EXERCISE DESCRIPTION: Retype the data that follows line by line, exactly, and leave its pictures out.

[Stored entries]
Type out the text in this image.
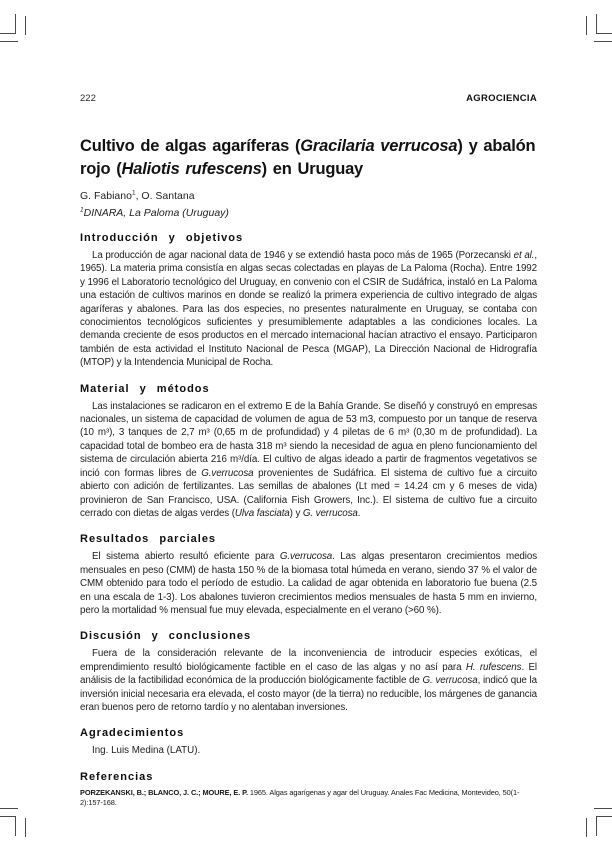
222	AGROCIENCIA
Cultivo de algas agaríferas (Gracilaria verrucosa) y abalón
rojo (Haliotis rufescens) en Uruguay
G. Fabiano$^1$, O. Santana
$^1$DINARA, La Paloma (Uruguay)
Introducción y objetivos

La producción de agar nacional data de 1946 y se extendió hasta poco más de 1965 (Porzecanski et al., 1965). La materia prima consistía en algas secas colectadas en playas de La Paloma (Rocha). Entre 1992 y 1996 el Laboratorio tecnológico del Uruguay, en convenio con el CSIR de Sudáfrica, instaló en La Paloma una estación de cultivos marinos en donde se realizó la primera experiencia de cultivo integrado de algas agaríferas y abalones. Para las dos especies, no presentes naturalmente en Uruguay, se contaba con conocimientos tecnológicos suficientes y presumiblemente adaptables a las condiciones locales. La demanda creciente de esos productos en el mercado internacional hacían atractivo el ensayo. Participaron también de esta actividad el Instituto Nacional de Pesca (MGAP), La Dirección Nacional de Hidrografía (MTOP) y la Intendencia Municipal de Rocha.

Material y métodos

Las instalaciones se radicaron en el extremo E de la Bahía Grande. Se diseñó y construyó en empresas nacionales, un sistema de capacidad de volumen de agua de 53 m3, compuesto por un tanque de reserva (10 m³), 3 tanques de 2,7 m³ (0,65 m de profundidad) y 4 piletas de 6 m³ (0,30 m de profundidad). La capacidad total de bombeo era de hasta 318 m³ siendo la necesidad de agua en pleno funcionamiento del sistema de circulación abierta 216 m³/día. El cultivo de algas ideado a partir de fragmentos vegetativos se inció con formas libres de G.verrucosa provenientes de Sudáfrica. El sistema de cultivo fue a circuito abierto con adición de fertilizantes. Las semillas de abalones (Lt med = 14.24 cm y 6 meses de vida) provinieron de San Francisco, USA. (California Fish Growers, Inc.). El sistema de cultivo fue a circuito cerrado con dietas de algas verdes (Ulva fasciata) y G. verrucosa.

Resultados parciales

El sistema abierto resultó eficiente para G.verrucosa. Las algas presentaron crecimientos medios mensuales en peso (CMM) de hasta 150 % de la biomasa total húmeda en verano, siendo 37 % el valor de CMM obtenido para todo el período de estudio. La calidad de agar obtenida en laboratorio fue buena (2.5 en una escala de 1-3). Los abalones tuvieron crecimientos medios mensuales de hasta 5 mm en invierno, pero la mortalidad % mensual fue muy elevada, especialmente en el verano (>60 %).

Discusión y conclusiones

Fuera de la consideración relevante de la inconveniencia de introducir especies exóticas, el emprendimiento resultó biológicamente factible en el caso de las algas y no así para H. rufescens. El análisis de la factibilidad económica de la producción biológicamente factible de G. verrucosa, indicó que la inversión inicial necesaria era elevada, el costo mayor (de la tierra) no reducible, los márgenes de ganancia eran buenos pero de retorno tardío y no alentaban inversiones.

Agradecimientos

Ing. Luis Medina (LATU).

Referencias

PORZEKANSKI, B.; BLANCO, J. C.; MOURE, E. P. 1965. Algas agarígenas y agar del Uruguay. Anales Fac Medicina, Montevideo, 50(1-2):157-168.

EXERCISE SOLUTION:
Type out the text in this image.
222	AGROCIENCIA
Cultivo de algas agaríferas (Gracilaria verrucosa) y abalón
rojo (Haliotis rufescens) en Uruguay
G. Fabiano$^1$, O. Santana
$^1$DINARA, La Paloma (Uruguay)
Introducción y objetivos

La producción de agar nacional data de 1946 y se extendió hasta poco más de 1965 (Porzecanski et al., 1965). La materia prima consistía en algas secas colectadas en playas de La Paloma (Rocha). Entre 1992 y 1996 el Laboratorio tecnológico del Uruguay, en convenio con el CSIR de Sudáfrica, instaló en La Paloma una estación de cultivos marinos en donde se realizó la primera experiencia de cultivo integrado de algas agaríferas y abalones. Para las dos especies, no presentes naturalmente en Uruguay, se contaba con conocimientos tecnológicos suficientes y presumiblemente adaptables a las condiciones locales. La demanda creciente de esos productos en el mercado internacional hacían atractivo el ensayo. Participaron también de esta actividad el Instituto Nacional de Pesca (MGAP), La Dirección Nacional de Hidrografía (MTOP) y la Intendencia Municipal de Rocha.

Material y métodos

Las instalaciones se radicaron en el extremo E de la Bahía Grande. Se diseñó y construyó en empresas nacionales, un sistema de capacidad de volumen de agua de 53 m3, compuesto por un tanque de reserva (10 m³), 3 tanques de 2,7 m³ (0,65 m de profundidad) y 4 piletas de 6 m³ (0,30 m de profundidad). La capacidad total de bombeo era de hasta 318 m³ siendo la necesidad de agua en pleno funcionamiento del sistema de circulación abierta 216 m³/día. El cultivo de algas ideado a partir de fragmentos vegetativos se inció con formas libres de G.verrucosa provenientes de Sudáfrica. El sistema de cultivo fue a circuito abierto con adición de fertilizantes. Las semillas de abalones (Lt med = 14.24 cm y 6 meses de vida) provinieron de San Francisco, USA. (California Fish Growers, Inc.). El sistema de cultivo fue a circuito cerrado con dietas de algas verdes (Ulva fasciata) y G. verrucosa.

Resultados parciales

El sistema abierto resultó eficiente para G.verrucosa. Las algas presentaron crecimientos medios mensuales en peso (CMM) de hasta 150 % de la biomasa total húmeda en verano, siendo 37 % el valor de CMM obtenido para todo el período de estudio. La calidad de agar obtenida en laboratorio fue buena (2.5 en una escala de 1-3). Los abalones tuvieron crecimientos medios mensuales de hasta 5 mm en invierno, pero la mortalidad % mensual fue muy elevada, especialmente en el verano (>60 %).

Discusión y conclusiones

Fuera de la consideración relevante de la inconveniencia de introducir especies exóticas, el emprendimiento resultó biológicamente factible en el caso de las algas y no así para H. rufescens. El análisis de la factibilidad económica de la producción biológicamente factible de G. verrucosa, indicó que la inversión inicial necesaria era elevada, el costo mayor (de la tierra) no reducible, los márgenes de ganancia eran buenos pero de retorno tardío y no alentaban inversiones.

Agradecimientos

Ing. Luis Medina (LATU).

Referencias

PORZEKANSKI, B.; BLANCO, J. C.; MOURE, E. P. 1965. Algas agarígenas y agar del Uruguay. Anales Fac Medicina, Montevideo, 50(1-2):157-168.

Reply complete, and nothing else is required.